- Direction
Note each line that includes the word "hasonló". Copy those lines.

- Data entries
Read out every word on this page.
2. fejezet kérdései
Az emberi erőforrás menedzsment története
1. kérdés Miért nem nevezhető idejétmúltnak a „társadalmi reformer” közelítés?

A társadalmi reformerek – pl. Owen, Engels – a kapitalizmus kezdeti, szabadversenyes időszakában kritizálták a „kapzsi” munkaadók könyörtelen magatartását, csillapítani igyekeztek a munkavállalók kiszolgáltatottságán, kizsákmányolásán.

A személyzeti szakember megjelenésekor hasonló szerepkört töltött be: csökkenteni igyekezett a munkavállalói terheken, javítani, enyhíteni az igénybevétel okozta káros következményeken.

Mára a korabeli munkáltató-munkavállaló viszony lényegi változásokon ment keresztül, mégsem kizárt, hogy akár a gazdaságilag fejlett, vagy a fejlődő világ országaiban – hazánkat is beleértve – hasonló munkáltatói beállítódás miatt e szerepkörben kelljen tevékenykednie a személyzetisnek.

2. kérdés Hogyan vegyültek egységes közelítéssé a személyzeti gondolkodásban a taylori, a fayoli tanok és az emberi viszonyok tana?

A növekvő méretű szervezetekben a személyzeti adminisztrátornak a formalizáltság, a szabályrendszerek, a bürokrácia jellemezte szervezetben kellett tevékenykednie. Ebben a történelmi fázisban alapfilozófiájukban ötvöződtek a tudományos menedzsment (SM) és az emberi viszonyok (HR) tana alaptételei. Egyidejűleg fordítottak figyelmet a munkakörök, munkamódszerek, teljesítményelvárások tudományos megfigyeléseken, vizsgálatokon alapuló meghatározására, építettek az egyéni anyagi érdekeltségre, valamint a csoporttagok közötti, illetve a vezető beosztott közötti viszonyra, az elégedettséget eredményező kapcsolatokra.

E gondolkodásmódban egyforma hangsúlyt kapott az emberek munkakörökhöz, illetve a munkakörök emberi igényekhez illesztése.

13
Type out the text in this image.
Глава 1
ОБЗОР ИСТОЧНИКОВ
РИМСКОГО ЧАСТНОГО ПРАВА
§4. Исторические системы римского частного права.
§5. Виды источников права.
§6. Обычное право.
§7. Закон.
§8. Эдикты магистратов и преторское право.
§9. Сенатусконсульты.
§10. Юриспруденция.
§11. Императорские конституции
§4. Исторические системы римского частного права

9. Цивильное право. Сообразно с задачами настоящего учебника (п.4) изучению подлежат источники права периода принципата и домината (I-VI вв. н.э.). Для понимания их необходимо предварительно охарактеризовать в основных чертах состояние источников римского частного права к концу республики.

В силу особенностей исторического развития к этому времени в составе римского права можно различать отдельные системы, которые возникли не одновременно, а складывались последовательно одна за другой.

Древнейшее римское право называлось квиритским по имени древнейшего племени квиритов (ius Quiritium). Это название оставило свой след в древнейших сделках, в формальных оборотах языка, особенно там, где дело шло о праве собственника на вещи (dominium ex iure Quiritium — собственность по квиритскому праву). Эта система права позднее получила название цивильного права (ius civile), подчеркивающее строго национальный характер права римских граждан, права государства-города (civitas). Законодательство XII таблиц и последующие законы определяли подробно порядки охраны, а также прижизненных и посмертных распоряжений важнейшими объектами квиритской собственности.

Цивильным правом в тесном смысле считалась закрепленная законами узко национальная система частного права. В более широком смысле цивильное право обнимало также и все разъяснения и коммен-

- Reply to the exercise
A személyzeti szakember megjelenésekor hasonló szerepkört töltött be: csökkenteni igyekezett a munkavállalói terheken, javítani, enyhíteni az igénybevétel okozta káros következményeken.
Mára a korabeli munkáltató-munkavállaló viszony lényegi változásokon ment keresztül, mégsem kizárt, hogy akár a gazdaságilag fejlett, vagy a fejlődő világ országaiban – hazánkat is beleértve – hasonló munkáltatói beállítódás miatt e szerepkörben kelljen tevékenykednie a személyzetisnek.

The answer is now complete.